# PROBLEM TO SOLVE
Every line that includes the word "Savings" is to be listed.

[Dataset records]
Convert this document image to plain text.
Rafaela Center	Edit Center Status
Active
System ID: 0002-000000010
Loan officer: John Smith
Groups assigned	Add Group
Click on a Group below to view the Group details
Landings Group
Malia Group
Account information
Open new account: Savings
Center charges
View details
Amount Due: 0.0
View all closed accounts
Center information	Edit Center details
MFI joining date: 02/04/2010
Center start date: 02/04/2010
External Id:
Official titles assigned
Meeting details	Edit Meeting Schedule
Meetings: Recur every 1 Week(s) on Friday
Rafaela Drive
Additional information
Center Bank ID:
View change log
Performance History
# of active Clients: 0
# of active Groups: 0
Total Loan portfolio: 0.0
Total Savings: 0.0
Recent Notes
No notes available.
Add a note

# THE RESULT
Open new account: Savings
Total Savings: 0.0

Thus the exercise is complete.